→ **Exercise task**: Copy each line holding the string "document".

===== Given records =====

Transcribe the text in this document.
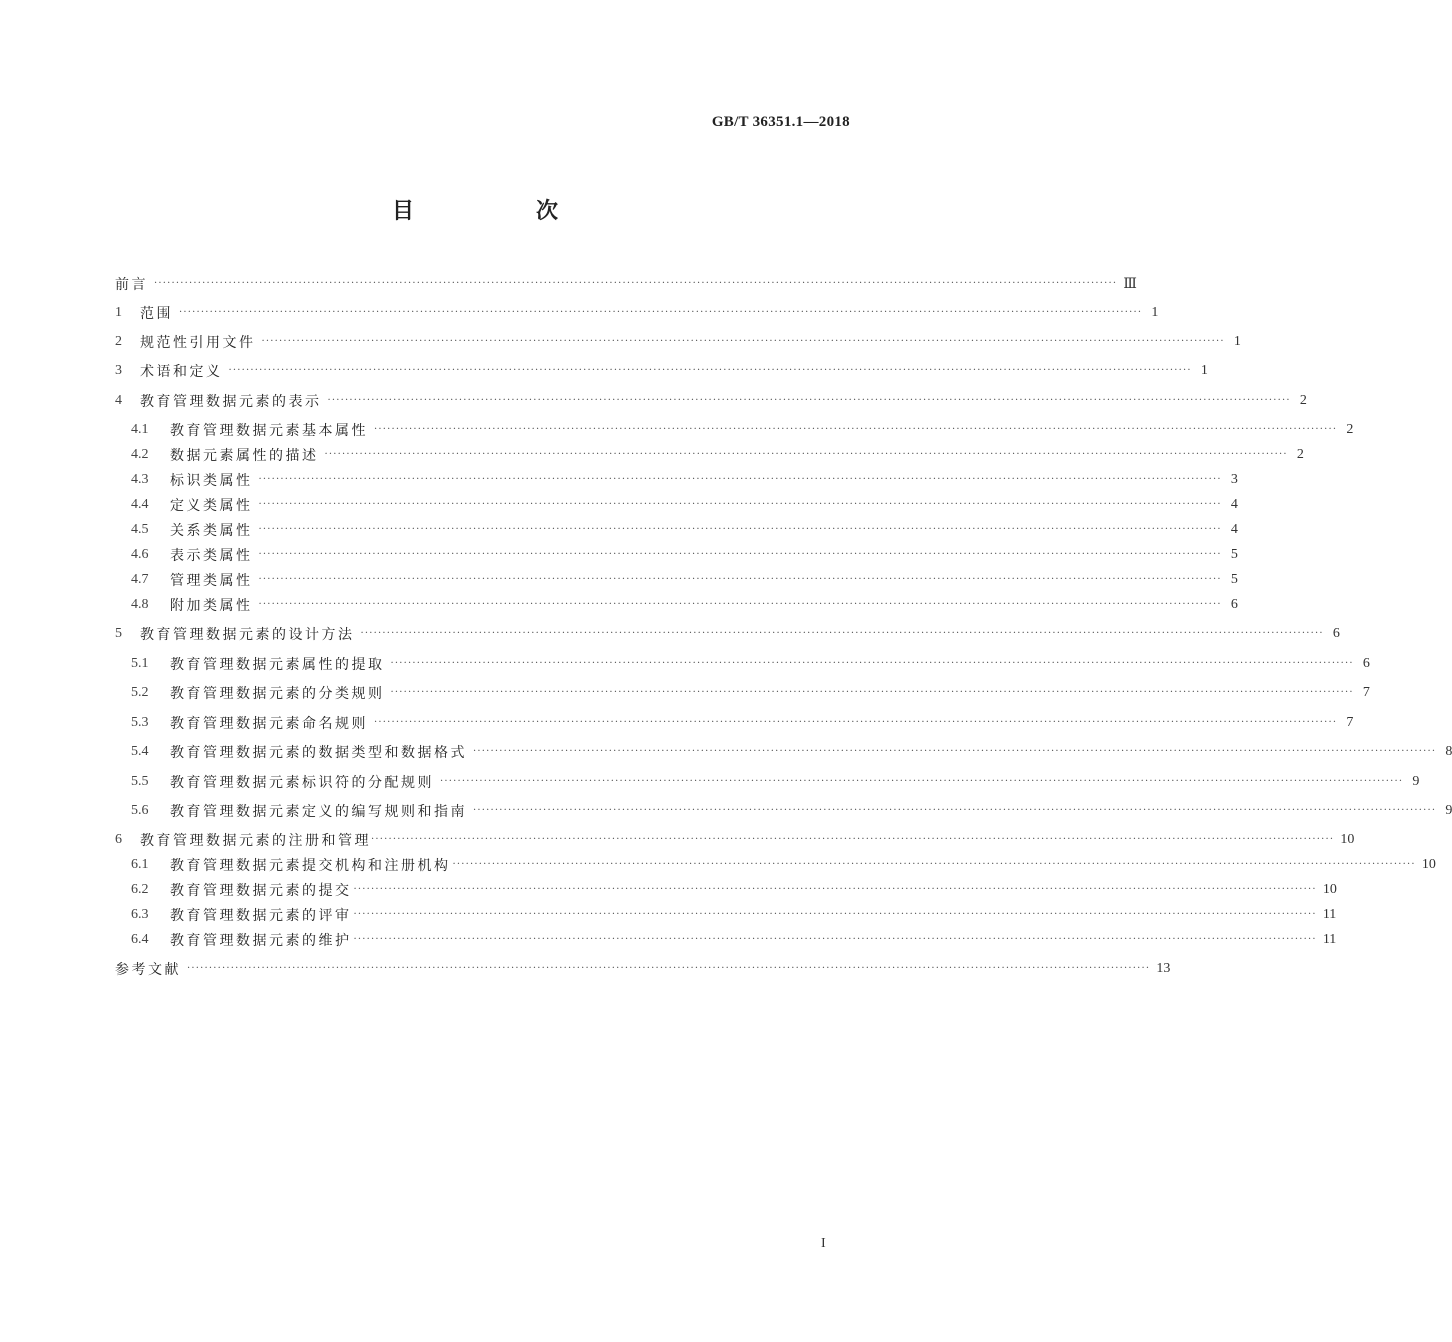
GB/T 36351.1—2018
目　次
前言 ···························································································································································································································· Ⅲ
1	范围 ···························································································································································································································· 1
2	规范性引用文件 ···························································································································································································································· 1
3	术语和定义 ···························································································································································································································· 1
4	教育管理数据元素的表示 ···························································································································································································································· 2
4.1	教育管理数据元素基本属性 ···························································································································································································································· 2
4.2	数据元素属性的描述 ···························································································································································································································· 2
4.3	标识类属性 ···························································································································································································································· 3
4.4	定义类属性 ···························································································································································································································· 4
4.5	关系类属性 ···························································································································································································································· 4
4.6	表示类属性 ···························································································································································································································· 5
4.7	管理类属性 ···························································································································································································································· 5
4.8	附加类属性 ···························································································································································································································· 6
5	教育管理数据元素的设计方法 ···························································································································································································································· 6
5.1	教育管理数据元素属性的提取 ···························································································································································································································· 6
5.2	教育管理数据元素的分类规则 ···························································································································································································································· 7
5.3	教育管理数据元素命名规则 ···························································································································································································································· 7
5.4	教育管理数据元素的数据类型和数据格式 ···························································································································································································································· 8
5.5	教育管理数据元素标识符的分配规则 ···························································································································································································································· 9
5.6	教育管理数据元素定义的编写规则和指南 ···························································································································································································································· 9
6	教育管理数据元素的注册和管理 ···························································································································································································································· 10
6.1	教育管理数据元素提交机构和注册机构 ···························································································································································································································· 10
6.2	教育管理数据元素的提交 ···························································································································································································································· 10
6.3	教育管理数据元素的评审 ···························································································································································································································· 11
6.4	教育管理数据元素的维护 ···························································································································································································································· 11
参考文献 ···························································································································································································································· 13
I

=====
===== Given records =====

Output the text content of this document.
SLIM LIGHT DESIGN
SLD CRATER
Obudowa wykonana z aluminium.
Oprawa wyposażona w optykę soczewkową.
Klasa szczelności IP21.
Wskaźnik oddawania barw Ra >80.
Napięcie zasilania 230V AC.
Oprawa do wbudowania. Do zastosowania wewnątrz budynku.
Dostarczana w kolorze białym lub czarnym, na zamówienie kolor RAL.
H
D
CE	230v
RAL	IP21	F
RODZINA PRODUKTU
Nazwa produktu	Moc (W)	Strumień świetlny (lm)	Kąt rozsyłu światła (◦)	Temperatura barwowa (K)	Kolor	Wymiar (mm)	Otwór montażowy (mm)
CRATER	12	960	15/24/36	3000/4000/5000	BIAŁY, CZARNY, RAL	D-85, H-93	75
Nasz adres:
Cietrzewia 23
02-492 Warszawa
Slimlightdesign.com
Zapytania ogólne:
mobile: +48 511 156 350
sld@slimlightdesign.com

=====

→ **Solution to this task**:
Transcribe the text in this document.
Output the text content of this document.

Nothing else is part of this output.